TEXTE FOURNI:
Entre Interrogation, Incertitude, Incompréhension et Désarroi ...

Bonnefoy

Curieux premier séminaire.

On parle aujourd’hui tantôt de performance, tantôt d’installation pour ces prestations artistiques vaguement indéterminées qui mélangent ou bien privilégient l’improvisation, l’exhibition, le happening, le détournement d’objets et de structures à des fins qui se prétendent poétiques, ou projection de soi comme objet, comme sujet, comme pensée, comme non-être, et parfois (souvent ?) comme n’importe quoi …

On a (j’ai) dès le début de la séance, le sentiment qu’Antoine Compagnon a tant au propre qu’au figuré tenté avec Yves Bonnefoy une installation, lequel Yves Bonnefoy aurait produit une performance.

BLOC DE DONNÉES:
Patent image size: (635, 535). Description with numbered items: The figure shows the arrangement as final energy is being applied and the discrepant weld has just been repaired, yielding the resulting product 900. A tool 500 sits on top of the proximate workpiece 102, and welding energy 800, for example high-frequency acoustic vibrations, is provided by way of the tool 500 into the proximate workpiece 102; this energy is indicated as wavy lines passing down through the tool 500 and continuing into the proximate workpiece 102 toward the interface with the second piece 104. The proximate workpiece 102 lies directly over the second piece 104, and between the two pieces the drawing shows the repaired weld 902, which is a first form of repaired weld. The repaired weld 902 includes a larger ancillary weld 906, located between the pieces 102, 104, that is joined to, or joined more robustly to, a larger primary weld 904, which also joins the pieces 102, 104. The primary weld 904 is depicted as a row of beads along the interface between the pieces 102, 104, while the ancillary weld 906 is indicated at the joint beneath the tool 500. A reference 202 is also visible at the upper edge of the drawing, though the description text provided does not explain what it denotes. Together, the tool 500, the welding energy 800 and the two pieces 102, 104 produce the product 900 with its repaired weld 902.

EXERCICES À FAIRE:
• 1. Citez le passage du texte sur le séminaire avec Yves Bonnefoy qui s'ouvre sur les mots contenant « Curieux premier séminaire. » et se ferme sur « produit une performance. ».
• 2. Résumez en deux phrases le texte sur le séminaire avec Yves Bonnefoy.
• 3. Poursuivez le texte sur le séminaire avec Yves Bonnefoy à partir de l'endroit où il s'arrête.

LES RÉPONSES:
• 1.
Curieux premier séminaire.

On parle aujourd’hui tantôt de performance, tantôt d’installation pour ces prestations artistiques vaguement indéterminées qui mélangent ou bien privilégient l’improvisation, l’exhibition, le happening, le détournement d’objets et de structures à des fins qui se prétendent poétiques, ou projection de soi comme objet, comme sujet, comme pensée, comme non-être, et parfois (souvent ?) comme n’importe quoi …

On a (j’ai) dès le début de la séance, le sentiment qu’Antoine Compagnon a tant au propre qu’au figuré tenté avec Yves Bonnefoy une installation, lequel Yves Bonnefoy aurait produit une performance.

• 2. Ce premier séminaire est jugé curieux, et le texte rappelle qu'on parle aujourd'hui tantôt de performance, tantôt d'installation pour des prestations artistiques vaguement indéterminées mêlant improvisation, exhibition, happening ou détournement d'objets. Dès le début de la séance, on a le sentiment qu'Antoine Compagnon a tenté une installation avec Yves Bonnefoy, lequel aurait produit une performance.

• 3.
L’atmosphère est curieuse. Y. Bonnefoy, posé derrière l’estrade (j’étais dans mes feuillets, je ne l’ai pas vu arriver sur l’écran vidéo) semble d’abord inerte, apathique, ailleurs, tandis qu’Antoine Compagnon fait des efforts et des essais de présentation empathique qui n’en tirent aucune réaction. Et puis, Compagnon s’étant tu, comme un ressort qui se détend, comme une pendule qu’on vient de remonter, Yves Bonnefoy se met en branle, et prend violemment la parole, imposant au micro qui malheureusement l’amplifie, un volume vocal tout à fait excessif.

Bon. Tâchons d’être attentif si on peut ne pas être assourdi.

Après la présentation d’Antoine Compagnon qui a affirmé n’en pas faire, Y. Bonnefoy, s’abritant de Mallarmé (conseillant, au moment de publier, de couper le début et la fin) renonce à développer la première partie à laquelle il ;avait réfléchi et … qu’il résume-détaille, sur le thème : La poésie n’est pas la littérature.

La poésie, dit Y.Bonnefoy, ne se donne comme projet que d’établir la relation de moi à l’autre, que de bâtir le monde en cherchant à délivrer les vocables de la langue de leur réquisition par le conceptuel [n.d.l.r. : en d’autres termes, il s’agirait de délivrer les mots de leur sens , étonnant objectif ; tant que le mot signifie ce qu’il a l’air de vouloir dire, il n’est pas poétique. Heureux les simples d’esprit, car le royaume des poètes leur est ouvert]  La poésie est un désir d’être.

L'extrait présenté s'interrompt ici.